■ **STATED EXERCISE**: Identify all lines below that hold "jasper" and collect them.

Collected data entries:
++++++++++++++++++++

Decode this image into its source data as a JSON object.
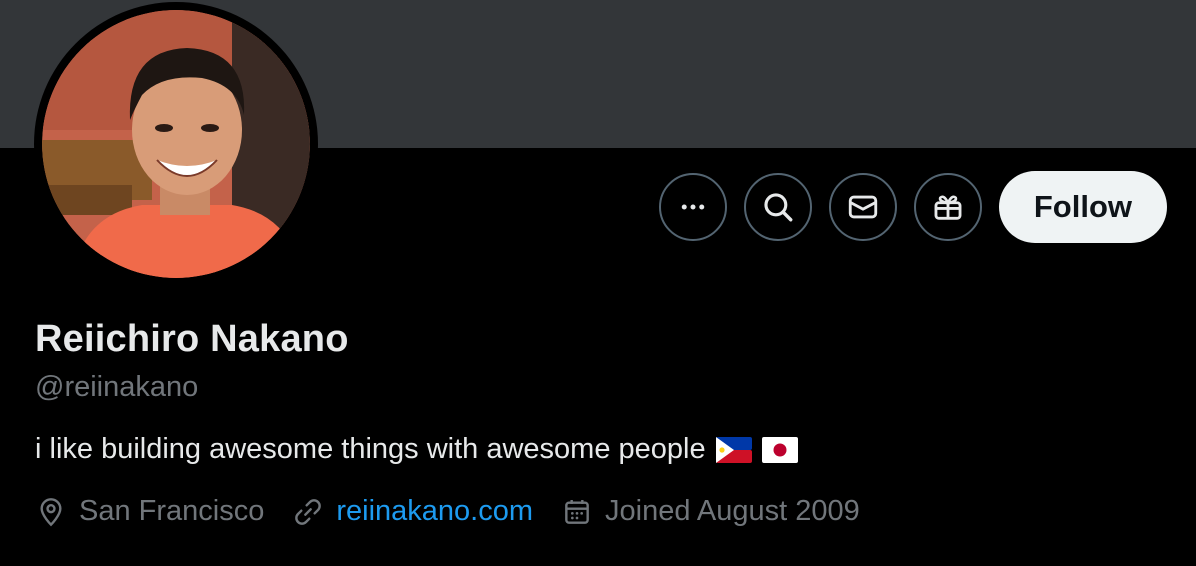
{
  "profile": {
    "name": "Reiichiro Nakano",
    "handle": "@reiinakano",
    "bio": "i like building awesome things with awesome people",
    "bio_flags": [
      "philippines-flag",
      "japan-flag"
    ],
    "location": "San Francisco",
    "website": "reiinakano.com",
    "joined": "Joined August 2009"
  },
  "actions": {
    "follow_label": "Follow",
    "icons": [
      "more-icon",
      "search-icon",
      "message-icon",
      "gift-icon"
    ]
  },
  "colors": {
    "background": "#000000",
    "banner": "#333639",
    "primary_text": "#e7e9ea",
    "secondary_text": "#71767b",
    "link": "#1d9bf0",
    "icon_border": "#536471",
    "follow_bg": "#eff3f4"
  }
}
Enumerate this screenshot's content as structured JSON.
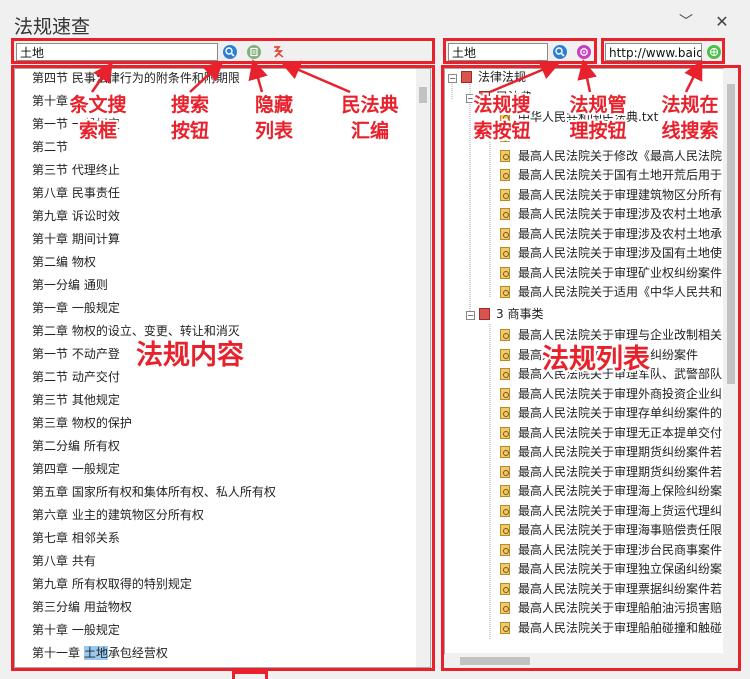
{
  "window": {
    "title": "法规速查",
    "minimize_glyph": "﹀",
    "close_glyph": "✕"
  },
  "left_toolbar": {
    "search_value": "土地",
    "search_icon": "search-icon",
    "hide_icon": "hide-list-icon",
    "civil_code_icon": "civil-code-icon"
  },
  "right_toolbar": {
    "search_value": "土地",
    "url_value": "http://www.baidu",
    "search_icon": "search-icon",
    "manage_icon": "manage-icon",
    "online_icon": "online-search-icon"
  },
  "content_lines": [
    {
      "text": "第四节 民事法律行为的附条件和附期限"
    },
    {
      "text": "第十章"
    },
    {
      "text": "第一节 一般规定"
    },
    {
      "text": "第二节"
    },
    {
      "text": "第三节 代理终止"
    },
    {
      "text": "第八章 民事责任"
    },
    {
      "text": "第九章 诉讼时效"
    },
    {
      "text": "第十章 期间计算"
    },
    {
      "text": "第二编 物权"
    },
    {
      "text": "第一分编 通则"
    },
    {
      "text": "第一章 一般规定"
    },
    {
      "text": "第二章 物权的设立、变更、转让和消灭"
    },
    {
      "text": "第一节 不动产登"
    },
    {
      "text": "第二节 动产交付"
    },
    {
      "text": "第三节 其他规定"
    },
    {
      "text": "第三章 物权的保护"
    },
    {
      "text": "第二分编 所有权"
    },
    {
      "text": "第四章 一般规定"
    },
    {
      "text": "第五章 国家所有权和集体所有权、私人所有权"
    },
    {
      "text": "第六章 业主的建筑物区分所有权"
    },
    {
      "text": "第七章 相邻关系"
    },
    {
      "text": "第八章 共有"
    },
    {
      "text": "第九章 所有权取得的特别规定"
    },
    {
      "text": "第三分编 用益物权"
    },
    {
      "text": "第十章 一般规定"
    },
    {
      "text": "第十一章 ",
      "highlight": "土地",
      "after": "承包经营权"
    }
  ],
  "tree": {
    "root_label": "法律法规",
    "node_civil_code": "民法典",
    "node_civil_code_file": "中华人民共和国民法典.txt",
    "node_group2_suffix": "类",
    "group2_items": [
      "最高人民法院关于修改《最高人民法院",
      "最高人民法院关于国有土地开荒后用于",
      "最高人民法院关于审理建筑物区分所有",
      "最高人民法院关于审理涉及农村土地承",
      "最高人民法院关于审理涉及农村土地承",
      "最高人民法院关于审理涉及国有土地使",
      "最高人民法院关于审理矿业权纠纷案件",
      "最高人民法院关于适用《中华人民共和"
    ],
    "group3_label": "3 商事类",
    "group3_items": [
      "最高人民法院关于审理与企业改制相关",
      "最高人民法院关于审理",
      "最高人民法院关于审理军队、武警部队",
      "最高人民法院关于审理外商投资企业纠",
      "最高人民法院关于审理存单纠纷案件的",
      "最高人民法院关于审理无正本提单交付",
      "最高人民法院关于审理期货纠纷案件若",
      "最高人民法院关于审理期货纠纷案件若",
      "最高人民法院关于审理海上保险纠纷案",
      "最高人民法院关于审理海上货运代理纠",
      "最高人民法院关于审理海事赔偿责任限",
      "最高人民法院关于审理涉台民商事案件",
      "最高人民法院关于审理独立保函纠纷案",
      "最高人民法院关于审理票据纠纷案件若",
      "最高人民法院关于审理船舶油污损害赔",
      "最高人民法院关于审理船舶碰撞和触碰"
    ],
    "partial_hidden": "证纠纷案件"
  },
  "annotations": {
    "search_box": "条文搜\n索框",
    "search_button": "搜索\n按钮",
    "hide_list": "隐藏\n列表",
    "civil_code": "民法典\n汇编",
    "law_search_button": "法规搜\n索按钮",
    "law_manage_button": "法规管\n理按钮",
    "law_online_search": "法规在\n线搜索",
    "law_content": "法规内容",
    "law_list": "法规列表"
  },
  "colors": {
    "annotation_red": "#e8222c",
    "highlight": "#99c9ef"
  }
}
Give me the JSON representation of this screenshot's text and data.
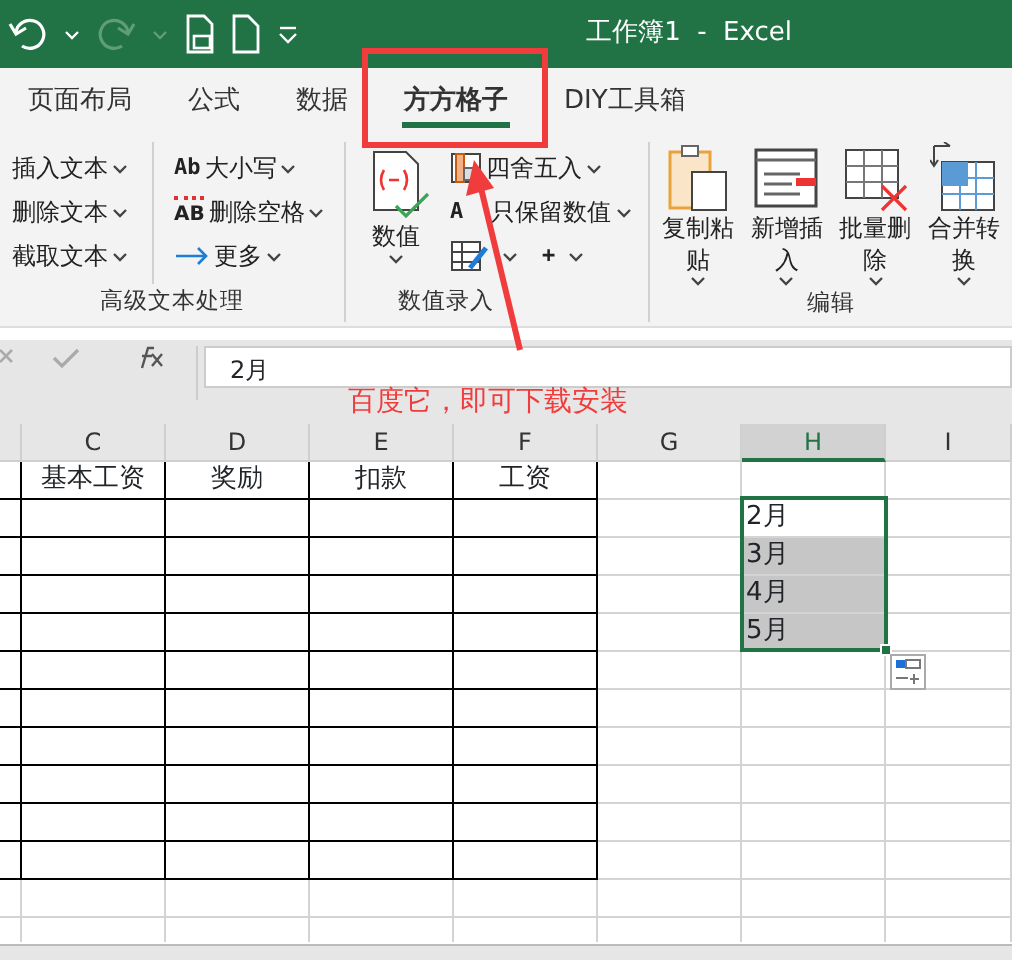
{
  "title_bar": {
    "title": "工作簿1  -  Excel"
  },
  "tabs": [
    {
      "label": "页面布局",
      "selected": false
    },
    {
      "label": "公式",
      "selected": false
    },
    {
      "label": "数据",
      "selected": false
    },
    {
      "label": "方方格子",
      "selected": true
    },
    {
      "label": "DIY工具箱",
      "selected": false
    }
  ],
  "ribbon_groups": [
    {
      "label": "高级文本处理",
      "items": [
        {
          "kind": "small",
          "label": "插入文本"
        },
        {
          "kind": "small",
          "label": "删除文本"
        },
        {
          "kind": "small",
          "label": "截取文本"
        },
        {
          "kind": "small",
          "icon_text": "Ab",
          "label": "大小写"
        },
        {
          "kind": "small",
          "icon_text": "AB",
          "label": "删除空格"
        },
        {
          "kind": "small",
          "label": "更多"
        }
      ]
    },
    {
      "label": "数值录入",
      "items": [
        {
          "kind": "big",
          "label": "数值"
        },
        {
          "kind": "small",
          "label": "四舍五入"
        },
        {
          "kind": "small",
          "icon_text": "A",
          "label": "只保留数值"
        },
        {
          "kind": "small"
        },
        {
          "kind": "small",
          "icon_text": "+"
        }
      ]
    },
    {
      "label": "编辑",
      "items": [
        {
          "kind": "big",
          "label": "复制粘贴"
        },
        {
          "kind": "big",
          "label": "新增插入"
        },
        {
          "kind": "big",
          "label": "批量删除"
        },
        {
          "kind": "big",
          "label": "合并转换"
        }
      ]
    }
  ],
  "formula_bar": {
    "value": "2月"
  },
  "columns": [
    {
      "label": "C",
      "selected": false
    },
    {
      "label": "D",
      "selected": false
    },
    {
      "label": "E",
      "selected": false
    },
    {
      "label": "F",
      "selected": false
    },
    {
      "label": "G",
      "selected": false
    },
    {
      "label": "H",
      "selected": true
    },
    {
      "label": "I",
      "selected": false
    }
  ],
  "table_header": [
    "基本工资",
    "奖励",
    "扣款",
    "工资"
  ],
  "h_cells": [
    {
      "text": "2月",
      "selected": false
    },
    {
      "text": "3月",
      "selected": true
    },
    {
      "text": "4月",
      "selected": true
    },
    {
      "text": "5月",
      "selected": true
    }
  ],
  "annotation": {
    "text": "百度它，即可下载安装"
  }
}
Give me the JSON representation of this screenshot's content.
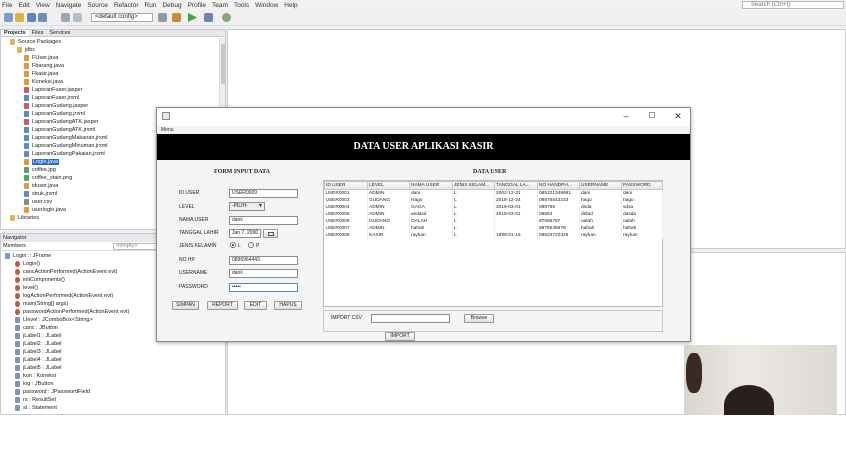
{
  "ide": {
    "menu": [
      "File",
      "Edit",
      "View",
      "Navigate",
      "Source",
      "Refactor",
      "Run",
      "Debug",
      "Profile",
      "Team",
      "Tools",
      "Window",
      "Help"
    ],
    "search_placeholder": "Search (Ctrl+I)",
    "config_select": "<default config>",
    "projects_tabs": [
      "Projects",
      "Files",
      "Services"
    ],
    "tree": [
      {
        "label": "Source Packages",
        "indent": 1
      },
      {
        "label": "jdbc",
        "indent": 2
      },
      {
        "label": "FUser.java",
        "indent": 3
      },
      {
        "label": "Fbarang.java",
        "indent": 3
      },
      {
        "label": "Fkasir.java",
        "indent": 3
      },
      {
        "label": "Koneksi.java",
        "indent": 3
      },
      {
        "label": "LaporanFuser.jasper",
        "indent": 3
      },
      {
        "label": "LaporanFuser.jrxml",
        "indent": 3
      },
      {
        "label": "LaporanGudang.jasper",
        "indent": 3
      },
      {
        "label": "LaporanGudang.jrxml",
        "indent": 3
      },
      {
        "label": "LaporanGudangATK.jasper",
        "indent": 3
      },
      {
        "label": "LaporanGudangATK.jrxml",
        "indent": 3
      },
      {
        "label": "LaporanGudangMakanan.jrxml",
        "indent": 3
      },
      {
        "label": "LaporanGudangMinuman.jrxml",
        "indent": 3
      },
      {
        "label": "LaporanGudangPakaian.jrxml",
        "indent": 3
      },
      {
        "label": "Login.java",
        "indent": 3,
        "selected": true
      },
      {
        "label": "coffee.jpg",
        "indent": 3
      },
      {
        "label": "coffee_stain.png",
        "indent": 3
      },
      {
        "label": "iduser.java",
        "indent": 3
      },
      {
        "label": "struk.jrxml",
        "indent": 3
      },
      {
        "label": "user.csv",
        "indent": 3
      },
      {
        "label": "userlogin.java",
        "indent": 3
      },
      {
        "label": "Libraries",
        "indent": 1
      }
    ],
    "navigator_tab": "Navigator",
    "members_label": "Members",
    "members_filter": "<empty>",
    "members": [
      "Login :: JFrame",
      "Login()",
      "cancActionPerformed(ActionEvent evt)",
      "initComponents()",
      "level()",
      "logActionPerformed(ActionEvent evt)",
      "main(String[] args)",
      "passwordActionPerformed(ActionEvent evt)",
      "Llevel : JComboBox<String>",
      "canc : JButton",
      "jLabel1 : JLabel",
      "jLabel2 : JLabel",
      "jLabel3 : JLabel",
      "jLabel4 : JLabel",
      "jLabel5 : JLabel",
      "kon : Koneksi",
      "log : JButton",
      "password : JPasswordField",
      "rs : ResultSet",
      "st : Statement"
    ]
  },
  "app": {
    "menu": "Menu",
    "banner": "DATA USER APLIKASI KASIR",
    "form_title": "FORM INPUT DATA",
    "table_title": "DATA USER",
    "labels": {
      "id_user": "ID USER",
      "level": "LEVEL",
      "nama_user": "NAMA USER",
      "tanggal_lahir": "TANGGAL LAHIR",
      "jenis_kelamin": "JENIS KELAMIN",
      "no_hp": "NO HP",
      "username": "USERNAME",
      "password": "PASSWORD",
      "radio_l": "L",
      "radio_p": "P",
      "import_csv": "IMPORT CSV"
    },
    "values": {
      "id_user": "USER0009",
      "level": "-PILIH-",
      "nama_user": "danii",
      "tanggal_lahir": "Jan 7, 2000",
      "no_hp": "0896964443",
      "username": "danii",
      "password": "•••••",
      "import_path": ""
    },
    "buttons": {
      "simpan": "SIMPAN",
      "report": "REPORT",
      "edit": "EDIT",
      "hapus": "HAPUS",
      "browse": "Browse",
      "import": "IMPORT"
    },
    "table": {
      "columns": [
        "ID USER",
        "LEVEL",
        "NAMA USER",
        "JENIS KELAM...",
        "TANGGAL LA...",
        "NO HANDPH...",
        "USERNAME",
        "PASSWORD"
      ],
      "rows": [
        [
          "USER0001",
          "ADMIN",
          "dani",
          "L",
          "2002-12-31",
          "085321349681",
          "dani",
          "dani"
        ],
        [
          "USER0002",
          "GUDANG",
          "Hago",
          "L",
          "2018-12-24",
          "09876543233",
          "hago",
          "hago"
        ],
        [
          "USER0004",
          "ADMIN",
          "GAGA",
          "L",
          "2019-03-01",
          "098765",
          "dsda",
          "sdsa"
        ],
        [
          "USER0005",
          "ADMIN",
          "asdasd",
          "L",
          "2019-03-01",
          "09564",
          "dsfad",
          "dasda"
        ],
        [
          "USER0006",
          "GUDANG",
          "OALAH",
          "L",
          "",
          "87656787",
          "oalah",
          "oalah"
        ],
        [
          "USER0007",
          "ADMIN",
          "hahah",
          "L",
          "",
          "9876545678",
          "hahah",
          "hahah"
        ],
        [
          "USER0008",
          "KASIR",
          "rayhan",
          "L",
          "1999-01-15",
          "08623722326",
          "rayhan",
          "rayhan"
        ]
      ]
    }
  }
}
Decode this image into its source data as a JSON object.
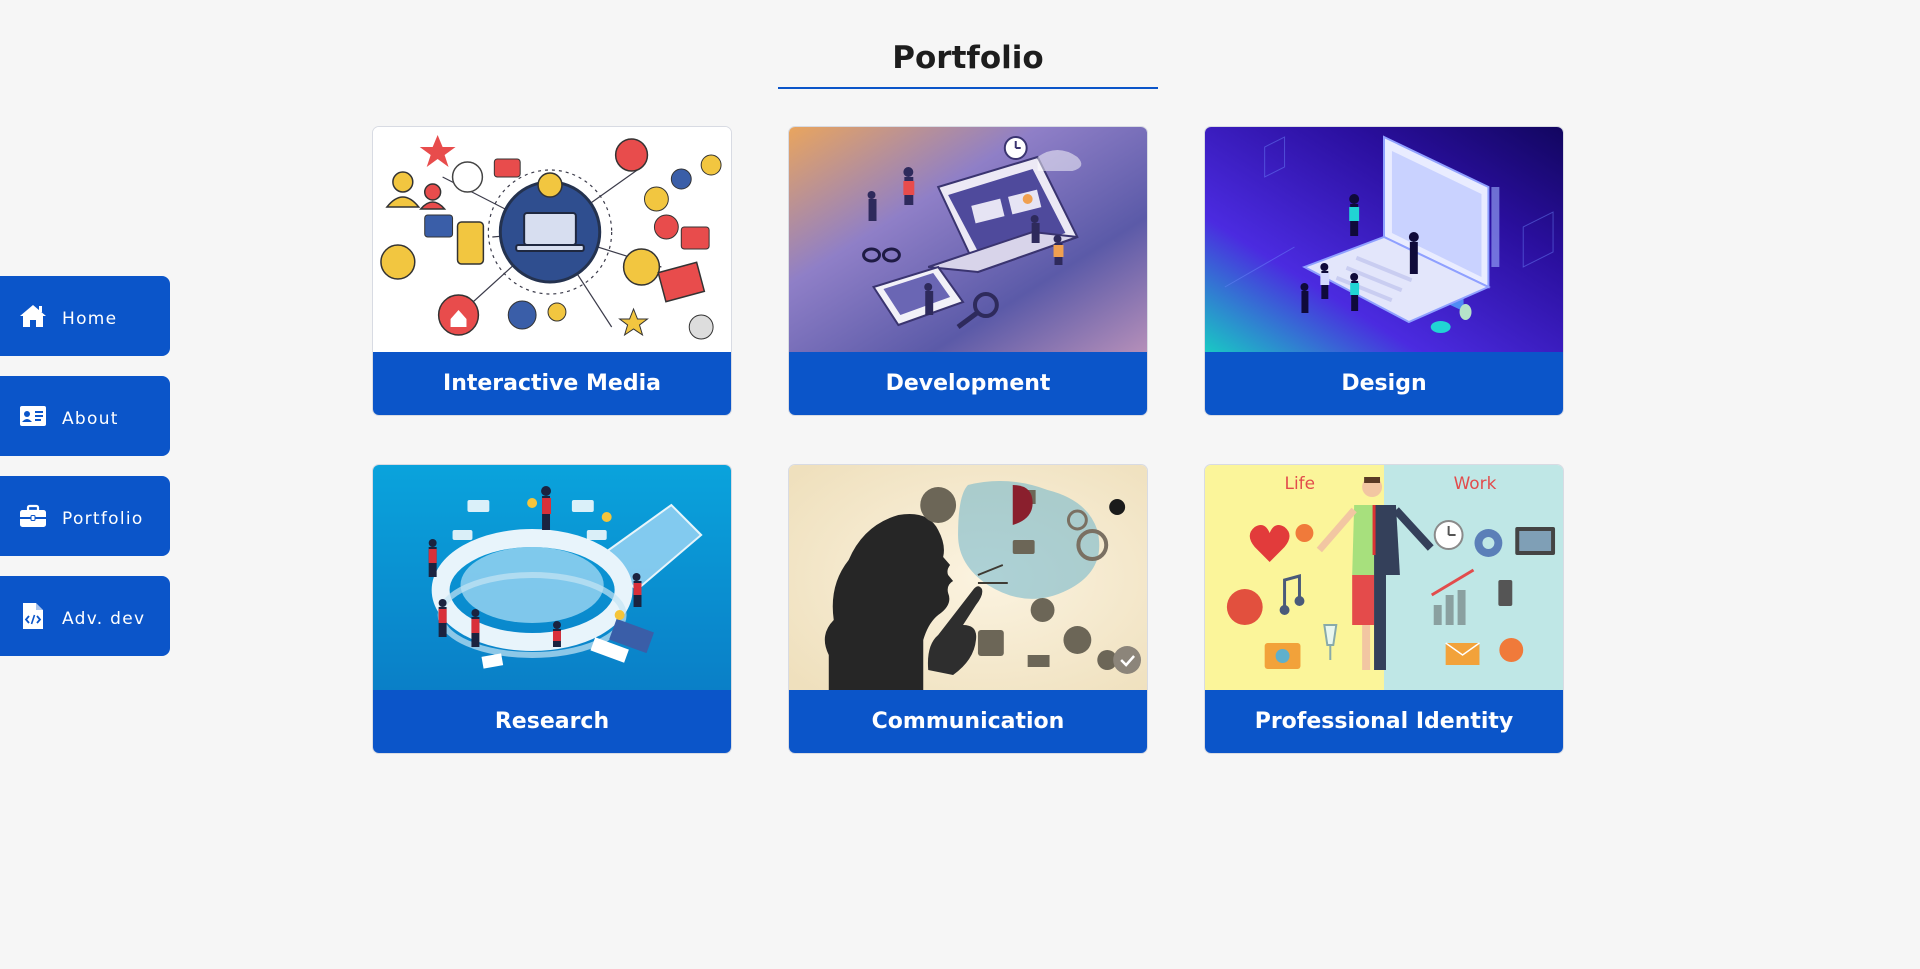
{
  "nav": {
    "items": [
      {
        "label": "Home",
        "icon": "home-icon"
      },
      {
        "label": "About",
        "icon": "id-card-icon"
      },
      {
        "label": "Portfolio",
        "icon": "briefcase-icon"
      },
      {
        "label": "Adv. dev",
        "icon": "code-file-icon"
      }
    ]
  },
  "header": {
    "title": "Portfolio"
  },
  "cards": [
    {
      "label": "Interactive Media",
      "image": "interactive-media-illustration"
    },
    {
      "label": "Development",
      "image": "development-illustration"
    },
    {
      "label": "Design",
      "image": "design-illustration"
    },
    {
      "label": "Research",
      "image": "research-illustration"
    },
    {
      "label": "Communication",
      "image": "communication-illustration"
    },
    {
      "label": "Professional Identity",
      "image": "professional-identity-illustration",
      "image_text": {
        "left": "Life",
        "right": "Work"
      }
    }
  ],
  "colors": {
    "accent": "#0b55c9",
    "background": "#f6f6f6",
    "title": "#1d1d1d"
  }
}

++++++++++++++++++++

■ **RESULT OF THE TASK**:
        "label": "LaporanFuser.jasper",
        "label": "LaporanGudang.jasper",
        "label": "LaporanGudangATK.jasper",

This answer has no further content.